REQUIREMENT A -
Write out every line of the listing that follows the essay on Catholicism and Easter, reproducing each line verbatim, but leave the picture placeholders out.

DOCUMENT -
· · ·
If you are lucky enough to have lived, and survived, Catholicism as a young child, then wherever you go for the rest of your life, it stays with you, for Catholicism is a moveable fast.

(Apologies to Ernest Hemingway’s A Moveable Feast: “If you are lucky enough to have lived in Paris as a young man, then wherever you go for the rest of your life, it stays with you, for Paris is a moveable feast.”)

But Ernest might have done his borrowing from the Catholics, because Easter is probably the original Moveable Feast—a feast preceded by a season of fasting—which begins on Ash Wednesday. Every year, the fasting and Easter Sunday feasting move around on the calendar.

Pope Gregory XIII, (and his posse of astronomers), created the Gregorian Calendar in 1582 seeking, in part, to honor the origins of Easter established by the Church in AD 325. It’s a calendar still in use to mark the comings and goings of days, weeks, months, seasons, years, decades, centuries, eras–and birthdays. This year, my birthday falls on Easter Sunday, April 5th. At last! All my life, I’ve come close to having an Easter birthday, but never have the planetary gatherings of the universe been just right.

Easter moves every year to the Sunday that falls just beyond the first full moon after the vernal equinox. The vernal equinox, or first day of spring, is March 20. Themes of rebirth and resurrection dominate celebrations this time of year.

I am not a Catholic. But, I was lucky enough to be raised one, so the best of Catholicism stays with me. The religion began losing credibility for me when I learned, as a little girl, that I could never be a priest—because I was a girl. And it wasn’t just me—not one single woman in the entire world could ever be a Catholic priest.

I tried, over the years, to forgive Catholicism for continuing to believe in its regal patriarchy. But it wasn’t just the patriarchy that bugged me. It was an arcane system of rules and sacramental process and expected behaviors that I could never live up to. I didn’t even come close. Not even if I went to Mass every day and confession every week would my failures and ineptitude and attitude ever reach worthiness. I was, in that religion—as a woman—never to be good enough. I was expected to make confessions to men. Men who weren’t supposed to have sex, get married, or father children.
· · ·
DATA IN THIS EXERCISE -
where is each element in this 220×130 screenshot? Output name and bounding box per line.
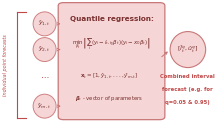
Text: forecast (e.g. for: forecast (e.g. for	[163, 87, 213, 92]
Text: Combined interval: Combined interval	[161, 74, 215, 79]
Ellipse shape	[33, 94, 56, 118]
Text: $\hat{y}_{1,t}$: $\hat{y}_{1,t}$	[38, 19, 51, 28]
Text: $\underset{\beta_t}{\min}\left|\sum_i(y_i-l_{t,t_0}\beta_t)(y_i-x_0\beta_t)\righ: $\underset{\beta_t}{\min}\left|\sum_i(y_…	[72, 37, 151, 52]
Text: q=0.05 & 0.95): q=0.05 & 0.95)	[165, 100, 210, 105]
Text: $[\hat{l}^q_t,\hat{u}^q_t]$: $[\hat{l}^q_t,\hat{u}^q_t]$	[177, 44, 198, 55]
Text: $\cdots$: $\cdots$	[40, 71, 49, 80]
Text: $\boldsymbol{\beta}_t$ - vector of parameters: $\boldsymbol{\beta}_t$ - vector of param…	[75, 94, 143, 103]
Ellipse shape	[33, 12, 56, 36]
Text: $\mathbf{x}_t = [1, \hat{y}_{1,t},...,\hat{y}_{m,t}]$: $\mathbf{x}_t = [1, \hat{y}_{1,t},...,\h…	[80, 72, 139, 81]
Text: $\hat{y}_{2,t}$: $\hat{y}_{2,t}$	[38, 45, 51, 54]
Text: $\hat{y}_{m,t}$: $\hat{y}_{m,t}$	[37, 102, 52, 111]
Ellipse shape	[170, 32, 206, 68]
Text: Individual point forecasts: Individual point forecasts	[4, 34, 8, 96]
FancyBboxPatch shape	[58, 3, 165, 120]
Ellipse shape	[33, 38, 56, 61]
Text: Quantile regression:: Quantile regression:	[70, 16, 154, 22]
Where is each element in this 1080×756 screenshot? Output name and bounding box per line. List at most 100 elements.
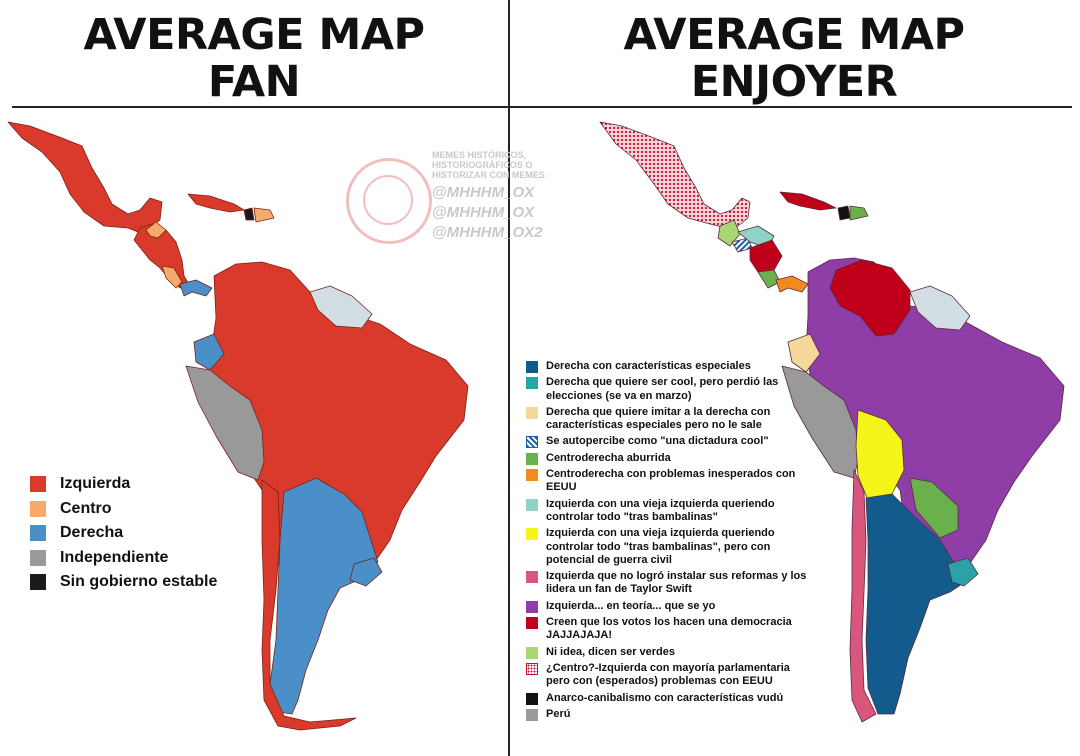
· · ·
REQUIREMENT B -
Answer these questions from the essay on Catholicism and Easter:
(i) In what year was the Gregorian Calendar created?
(ii) What date does the essay give for the vernal equinox?
(iii) On what day and date does the writer's birthday fall this year?

TASK RESULT A -
where is each element in this 220×130 screenshot? Output name and bounding box per line.
Text: forecast (e.g. for: forecast (e.g. for	[163, 87, 213, 92]
Text: Combined interval: Combined interval	[161, 74, 215, 79]
Ellipse shape	[33, 94, 56, 118]
Text: $\hat{y}_{1,t}$: $\hat{y}_{1,t}$	[38, 19, 51, 28]
Text: $\underset{\beta_t}{\min}\left|\sum_i(y_i-l_{t,t_0}\beta_t)(y_i-x_0\beta_t)\righ: $\underset{\beta_t}{\min}\left|\sum_i(y_…	[72, 37, 151, 52]
Text: q=0.05 & 0.95): q=0.05 & 0.95)	[165, 100, 210, 105]
Text: $[\hat{l}^q_t,\hat{u}^q_t]$: $[\hat{l}^q_t,\hat{u}^q_t]$	[177, 44, 198, 55]
Text: $\cdots$: $\cdots$	[40, 71, 49, 80]
Text: $\boldsymbol{\beta}_t$ - vector of parameters: $\boldsymbol{\beta}_t$ - vector of param…	[75, 94, 143, 103]
Ellipse shape	[33, 12, 56, 36]
Text: $\mathbf{x}_t = [1, \hat{y}_{1,t},...,\hat{y}_{m,t}]$: $\mathbf{x}_t = [1, \hat{y}_{1,t},...,\h…	[80, 72, 139, 81]
Text: $\hat{y}_{2,t}$: $\hat{y}_{2,t}$	[38, 45, 51, 54]
Text: $\hat{y}_{m,t}$: $\hat{y}_{m,t}$	[37, 102, 52, 111]
Ellipse shape	[170, 32, 206, 68]
Text: Individual point forecasts: Individual point forecasts	[4, 34, 8, 96]
FancyBboxPatch shape	[58, 3, 165, 120]
Ellipse shape	[33, 38, 56, 61]
Text: Quantile regression:: Quantile regression:	[70, 16, 154, 22]
Where is each element in this 1080×756 screenshot? Output name and bounding box per line. List at most 100 elements.

TASK RESULT B -
(i) 1582
(ii) March 20
(iii) Easter Sunday, April 5th